◆ Stated task
Can you write out all of the material below, word for word?
━━ Extracted information ━━
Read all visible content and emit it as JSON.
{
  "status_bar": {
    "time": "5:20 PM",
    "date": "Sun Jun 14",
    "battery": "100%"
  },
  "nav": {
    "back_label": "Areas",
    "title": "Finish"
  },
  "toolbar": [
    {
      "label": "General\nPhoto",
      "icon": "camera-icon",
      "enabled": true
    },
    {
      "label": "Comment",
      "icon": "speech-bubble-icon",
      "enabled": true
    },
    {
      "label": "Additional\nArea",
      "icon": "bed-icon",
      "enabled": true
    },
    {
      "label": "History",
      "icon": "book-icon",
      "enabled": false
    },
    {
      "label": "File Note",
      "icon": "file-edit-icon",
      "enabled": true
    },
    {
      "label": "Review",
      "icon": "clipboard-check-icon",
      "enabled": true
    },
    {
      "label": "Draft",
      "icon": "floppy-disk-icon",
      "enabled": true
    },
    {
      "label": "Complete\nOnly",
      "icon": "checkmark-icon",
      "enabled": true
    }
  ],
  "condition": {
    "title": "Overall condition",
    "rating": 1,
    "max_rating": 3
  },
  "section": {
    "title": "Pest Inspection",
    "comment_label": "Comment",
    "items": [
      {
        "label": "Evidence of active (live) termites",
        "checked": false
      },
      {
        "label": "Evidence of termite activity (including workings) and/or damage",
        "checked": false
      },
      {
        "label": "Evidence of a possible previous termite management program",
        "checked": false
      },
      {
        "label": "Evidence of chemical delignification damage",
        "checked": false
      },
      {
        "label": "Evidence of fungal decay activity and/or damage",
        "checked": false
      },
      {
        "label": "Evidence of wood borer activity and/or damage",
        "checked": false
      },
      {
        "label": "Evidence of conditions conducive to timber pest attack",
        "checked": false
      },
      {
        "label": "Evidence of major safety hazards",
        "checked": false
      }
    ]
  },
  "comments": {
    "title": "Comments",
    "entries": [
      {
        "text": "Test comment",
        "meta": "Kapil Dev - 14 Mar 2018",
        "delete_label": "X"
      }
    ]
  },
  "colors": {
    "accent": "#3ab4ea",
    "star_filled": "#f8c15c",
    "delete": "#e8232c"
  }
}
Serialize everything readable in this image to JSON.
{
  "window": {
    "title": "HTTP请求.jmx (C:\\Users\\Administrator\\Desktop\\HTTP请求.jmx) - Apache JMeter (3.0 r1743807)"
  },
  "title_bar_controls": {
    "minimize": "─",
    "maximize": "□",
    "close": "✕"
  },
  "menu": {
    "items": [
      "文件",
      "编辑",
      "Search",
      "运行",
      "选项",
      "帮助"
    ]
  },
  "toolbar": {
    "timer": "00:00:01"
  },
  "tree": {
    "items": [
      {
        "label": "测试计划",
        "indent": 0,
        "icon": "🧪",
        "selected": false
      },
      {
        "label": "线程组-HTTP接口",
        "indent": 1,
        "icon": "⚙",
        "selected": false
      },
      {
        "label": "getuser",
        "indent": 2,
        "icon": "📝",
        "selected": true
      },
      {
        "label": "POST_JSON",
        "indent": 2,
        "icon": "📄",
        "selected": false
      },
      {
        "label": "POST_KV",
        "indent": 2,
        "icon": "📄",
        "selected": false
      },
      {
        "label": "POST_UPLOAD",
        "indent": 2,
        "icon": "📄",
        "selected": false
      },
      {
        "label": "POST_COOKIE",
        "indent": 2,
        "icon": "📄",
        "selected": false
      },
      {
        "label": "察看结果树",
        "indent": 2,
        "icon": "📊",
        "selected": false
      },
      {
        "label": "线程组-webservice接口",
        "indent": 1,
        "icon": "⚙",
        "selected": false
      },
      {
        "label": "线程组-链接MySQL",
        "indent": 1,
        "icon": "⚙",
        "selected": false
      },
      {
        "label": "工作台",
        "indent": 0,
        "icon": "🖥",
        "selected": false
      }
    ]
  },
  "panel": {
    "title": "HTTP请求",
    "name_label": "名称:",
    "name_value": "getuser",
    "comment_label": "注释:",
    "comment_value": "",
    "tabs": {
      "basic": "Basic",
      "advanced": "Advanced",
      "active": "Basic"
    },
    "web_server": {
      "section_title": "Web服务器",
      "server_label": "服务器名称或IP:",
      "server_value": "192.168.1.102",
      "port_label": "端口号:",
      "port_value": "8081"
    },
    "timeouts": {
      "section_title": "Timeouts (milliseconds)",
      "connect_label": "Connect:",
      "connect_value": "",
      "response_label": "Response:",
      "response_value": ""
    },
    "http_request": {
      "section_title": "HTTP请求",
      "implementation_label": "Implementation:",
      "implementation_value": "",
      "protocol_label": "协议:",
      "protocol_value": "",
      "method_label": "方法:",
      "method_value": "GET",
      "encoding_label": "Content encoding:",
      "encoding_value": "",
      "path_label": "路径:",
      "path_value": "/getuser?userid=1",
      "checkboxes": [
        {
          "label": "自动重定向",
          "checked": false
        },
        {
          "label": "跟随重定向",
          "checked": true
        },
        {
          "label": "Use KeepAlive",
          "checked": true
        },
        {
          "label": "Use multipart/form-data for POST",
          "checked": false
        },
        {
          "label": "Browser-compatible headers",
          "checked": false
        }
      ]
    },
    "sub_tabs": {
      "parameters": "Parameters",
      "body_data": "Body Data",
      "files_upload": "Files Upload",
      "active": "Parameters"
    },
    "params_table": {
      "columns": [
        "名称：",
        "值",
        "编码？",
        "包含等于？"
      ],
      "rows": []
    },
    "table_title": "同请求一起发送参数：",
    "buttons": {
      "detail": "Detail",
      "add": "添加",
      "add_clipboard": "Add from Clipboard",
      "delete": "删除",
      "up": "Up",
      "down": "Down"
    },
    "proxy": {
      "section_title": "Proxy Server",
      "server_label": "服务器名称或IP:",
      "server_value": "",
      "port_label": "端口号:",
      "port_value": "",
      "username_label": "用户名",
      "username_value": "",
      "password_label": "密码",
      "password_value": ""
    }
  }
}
━━━
◆ The answer
Read all visible content and emit it as JSON.
{
  "status_bar": {
    "time": "5:20 PM",
    "date": "Sun Jun 14",
    "battery": "100%"
  },
  "nav": {
    "back_label": "Areas",
    "title": "Finish"
  },
  "toolbar": [
    {
      "label": "General\nPhoto",
      "icon": "camera-icon",
      "enabled": true
    },
    {
      "label": "Comment",
      "icon": "speech-bubble-icon",
      "enabled": true
    },
    {
      "label": "Additional\nArea",
      "icon": "bed-icon",
      "enabled": true
    },
    {
      "label": "History",
      "icon": "book-icon",
      "enabled": false
    },
    {
      "label": "File Note",
      "icon": "file-edit-icon",
      "enabled": true
    },
    {
      "label": "Review",
      "icon": "clipboard-check-icon",
      "enabled": true
    },
    {
      "label": "Draft",
      "icon": "floppy-disk-icon",
      "enabled": true
    },
    {
      "label": "Complete\nOnly",
      "icon": "checkmark-icon",
      "enabled": true
    }
  ],
  "condition": {
    "title": "Overall condition",
    "rating": 1,
    "max_rating": 3
  },
  "section": {
    "title": "Pest Inspection",
    "comment_label": "Comment",
    "items": [
      {
        "label": "Evidence of active (live) termites",
        "checked": false
      },
      {
        "label": "Evidence of termite activity (including workings) and/or damage",
        "checked": false
      },
      {
        "label": "Evidence of a possible previous termite management program",
        "checked": false
      },
      {
        "label": "Evidence of chemical delignification damage",
        "checked": false
      },
      {
        "label": "Evidence of fungal decay activity and/or damage",
        "checked": false
      },
      {
        "label": "Evidence of wood borer activity and/or damage",
        "checked": false
      },
      {
        "label": "Evidence of conditions conducive to timber pest attack",
        "checked": false
      },
      {
        "label": "Evidence of major safety hazards",
        "checked": false
      }
    ]
  },
  "comments": {
    "title": "Comments",
    "entries": [
      {
        "text": "Test comment",
        "meta": "Kapil Dev - 14 Mar 2018",
        "delete_label": "X"
      }
    ]
  },
  "colors": {
    "accent": "#3ab4ea",
    "star_filled": "#f8c15c",
    "delete": "#e8232c"
  }
}
Serialize everything readable in this image to JSON.
{
  "window": {
    "title": "HTTP请求.jmx (C:\\Users\\Administrator\\Desktop\\HTTP请求.jmx) - Apache JMeter (3.0 r1743807)"
  },
  "title_bar_controls": {
    "minimize": "─",
    "maximize": "□",
    "close": "✕"
  },
  "menu": {
    "items": [
      "文件",
      "编辑",
      "Search",
      "运行",
      "选项",
      "帮助"
    ]
  },
  "toolbar": {
    "timer": "00:00:01"
  },
  "tree": {
    "items": [
      {
        "label": "测试计划",
        "indent": 0,
        "icon": "🧪",
        "selected": false
      },
      {
        "label": "线程组-HTTP接口",
        "indent": 1,
        "icon": "⚙",
        "selected": false
      },
      {
        "label": "getuser",
        "indent": 2,
        "icon": "📝",
        "selected": true
      },
      {
        "label": "POST_JSON",
        "indent": 2,
        "icon": "📄",
        "selected": false
      },
      {
        "label": "POST_KV",
        "indent": 2,
        "icon": "📄",
        "selected": false
      },
      {
        "label": "POST_UPLOAD",
        "indent": 2,
        "icon": "📄",
        "selected": false
      },
      {
        "label": "POST_COOKIE",
        "indent": 2,
        "icon": "📄",
        "selected": false
      },
      {
        "label": "察看结果树",
        "indent": 2,
        "icon": "📊",
        "selected": false
      },
      {
        "label": "线程组-webservice接口",
        "indent": 1,
        "icon": "⚙",
        "selected": false
      },
      {
        "label": "线程组-链接MySQL",
        "indent": 1,
        "icon": "⚙",
        "selected": false
      },
      {
        "label": "工作台",
        "indent": 0,
        "icon": "🖥",
        "selected": false
      }
    ]
  },
  "panel": {
    "title": "HTTP请求",
    "name_label": "名称:",
    "name_value": "getuser",
    "comment_label": "注释:",
    "comment_value": "",
    "tabs": {
      "basic": "Basic",
      "advanced": "Advanced",
      "active": "Basic"
    },
    "web_server": {
      "section_title": "Web服务器",
      "server_label": "服务器名称或IP:",
      "server_value": "192.168.1.102",
      "port_label": "端口号:",
      "port_value": "8081"
    },
    "timeouts": {
      "section_title": "Timeouts (milliseconds)",
      "connect_label": "Connect:",
      "connect_value": "",
      "response_label": "Response:",
      "response_value": ""
    },
    "http_request": {
      "section_title": "HTTP请求",
      "implementation_label": "Implementation:",
      "implementation_value": "",
      "protocol_label": "协议:",
      "protocol_value": "",
      "method_label": "方法:",
      "method_value": "GET",
      "encoding_label": "Content encoding:",
      "encoding_value": "",
      "path_label": "路径:",
      "path_value": "/getuser?userid=1",
      "checkboxes": [
        {
          "label": "自动重定向",
          "checked": false
        },
        {
          "label": "跟随重定向",
          "checked": true
        },
        {
          "label": "Use KeepAlive",
          "checked": true
        },
        {
          "label": "Use multipart/form-data for POST",
          "checked": false
        },
        {
          "label": "Browser-compatible headers",
          "checked": false
        }
      ]
    },
    "sub_tabs": {
      "parameters": "Parameters",
      "body_data": "Body Data",
      "files_upload": "Files Upload",
      "active": "Parameters"
    },
    "params_table": {
      "columns": [
        "名称：",
        "值",
        "编码？",
        "包含等于？"
      ],
      "rows": []
    },
    "table_title": "同请求一起发送参数：",
    "buttons": {
      "detail": "Detail",
      "add": "添加",
      "add_clipboard": "Add from Clipboard",
      "delete": "删除",
      "up": "Up",
      "down": "Down"
    },
    "proxy": {
      "section_title": "Proxy Server",
      "server_label": "服务器名称或IP:",
      "server_value": "",
      "port_label": "端口号:",
      "port_value": "",
      "username_label": "用户名",
      "username_value": "",
      "password_label": "密码",
      "password_value": ""
    }
  }
}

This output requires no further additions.